Transcribe the records in full, keeping every character as it is.

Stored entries

────────────────────────────────────────

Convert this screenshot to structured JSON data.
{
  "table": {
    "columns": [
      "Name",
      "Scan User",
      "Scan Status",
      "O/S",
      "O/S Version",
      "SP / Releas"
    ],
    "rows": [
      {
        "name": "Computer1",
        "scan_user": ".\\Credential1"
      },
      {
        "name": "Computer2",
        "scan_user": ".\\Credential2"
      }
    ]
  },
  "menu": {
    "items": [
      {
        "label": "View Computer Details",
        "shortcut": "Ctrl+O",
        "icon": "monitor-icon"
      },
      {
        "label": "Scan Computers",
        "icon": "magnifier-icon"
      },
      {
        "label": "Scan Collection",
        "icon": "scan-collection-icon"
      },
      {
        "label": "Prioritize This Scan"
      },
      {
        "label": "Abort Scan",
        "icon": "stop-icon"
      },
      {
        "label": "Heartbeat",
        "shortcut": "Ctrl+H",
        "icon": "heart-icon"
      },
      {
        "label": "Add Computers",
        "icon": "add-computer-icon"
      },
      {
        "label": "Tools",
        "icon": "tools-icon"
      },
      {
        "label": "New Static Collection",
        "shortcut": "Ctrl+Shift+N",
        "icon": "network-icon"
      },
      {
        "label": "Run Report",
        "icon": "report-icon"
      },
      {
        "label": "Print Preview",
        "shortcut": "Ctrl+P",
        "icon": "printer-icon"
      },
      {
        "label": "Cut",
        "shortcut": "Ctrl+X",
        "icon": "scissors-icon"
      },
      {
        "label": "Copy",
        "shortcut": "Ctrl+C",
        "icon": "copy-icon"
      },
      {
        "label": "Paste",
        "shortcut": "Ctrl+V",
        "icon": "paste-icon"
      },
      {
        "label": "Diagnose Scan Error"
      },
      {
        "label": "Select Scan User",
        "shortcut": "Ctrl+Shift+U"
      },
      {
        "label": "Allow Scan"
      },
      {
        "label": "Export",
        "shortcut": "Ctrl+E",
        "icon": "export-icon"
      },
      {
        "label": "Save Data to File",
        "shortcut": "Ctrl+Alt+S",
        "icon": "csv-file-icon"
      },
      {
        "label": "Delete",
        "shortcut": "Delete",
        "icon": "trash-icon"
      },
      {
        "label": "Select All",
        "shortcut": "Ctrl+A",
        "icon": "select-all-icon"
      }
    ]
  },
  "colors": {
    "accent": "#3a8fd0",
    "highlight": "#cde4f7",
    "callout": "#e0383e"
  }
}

────────────────────────────────────────

- Response for this exercise
Convert this screenshot to structured JSON data.
{
  "table": {
    "columns": [
      "Name",
      "Scan User",
      "Scan Status",
      "O/S",
      "O/S Version",
      "SP / Releas"
    ],
    "rows": [
      {
        "name": "Computer1",
        "scan_user": ".\\Credential1"
      },
      {
        "name": "Computer2",
        "scan_user": ".\\Credential2"
      }
    ]
  },
  "menu": {
    "items": [
      {
        "label": "View Computer Details",
        "shortcut": "Ctrl+O",
        "icon": "monitor-icon"
      },
      {
        "label": "Scan Computers",
        "icon": "magnifier-icon"
      },
      {
        "label": "Scan Collection",
        "icon": "scan-collection-icon"
      },
      {
        "label": "Prioritize This Scan"
      },
      {
        "label": "Abort Scan",
        "icon": "stop-icon"
      },
      {
        "label": "Heartbeat",
        "shortcut": "Ctrl+H",
        "icon": "heart-icon"
      },
      {
        "label": "Add Computers",
        "icon": "add-computer-icon"
      },
      {
        "label": "Tools",
        "icon": "tools-icon"
      },
      {
        "label": "New Static Collection",
        "shortcut": "Ctrl+Shift+N",
        "icon": "network-icon"
      },
      {
        "label": "Run Report",
        "icon": "report-icon"
      },
      {
        "label": "Print Preview",
        "shortcut": "Ctrl+P",
        "icon": "printer-icon"
      },
      {
        "label": "Cut",
        "shortcut": "Ctrl+X",
        "icon": "scissors-icon"
      },
      {
        "label": "Copy",
        "shortcut": "Ctrl+C",
        "icon": "copy-icon"
      },
      {
        "label": "Paste",
        "shortcut": "Ctrl+V",
        "icon": "paste-icon"
      },
      {
        "label": "Diagnose Scan Error"
      },
      {
        "label": "Select Scan User",
        "shortcut": "Ctrl+Shift+U"
      },
      {
        "label": "Allow Scan"
      },
      {
        "label": "Export",
        "shortcut": "Ctrl+E",
        "icon": "export-icon"
      },
      {
        "label": "Save Data to File",
        "shortcut": "Ctrl+Alt+S",
        "icon": "csv-file-icon"
      },
      {
        "label": "Delete",
        "shortcut": "Delete",
        "icon": "trash-icon"
      },
      {
        "label": "Select All",
        "shortcut": "Ctrl+A",
        "icon": "select-all-icon"
      }
    ]
  },
  "colors": {
    "accent": "#3a8fd0",
    "highlight": "#cde4f7",
    "callout": "#e0383e"
  }
}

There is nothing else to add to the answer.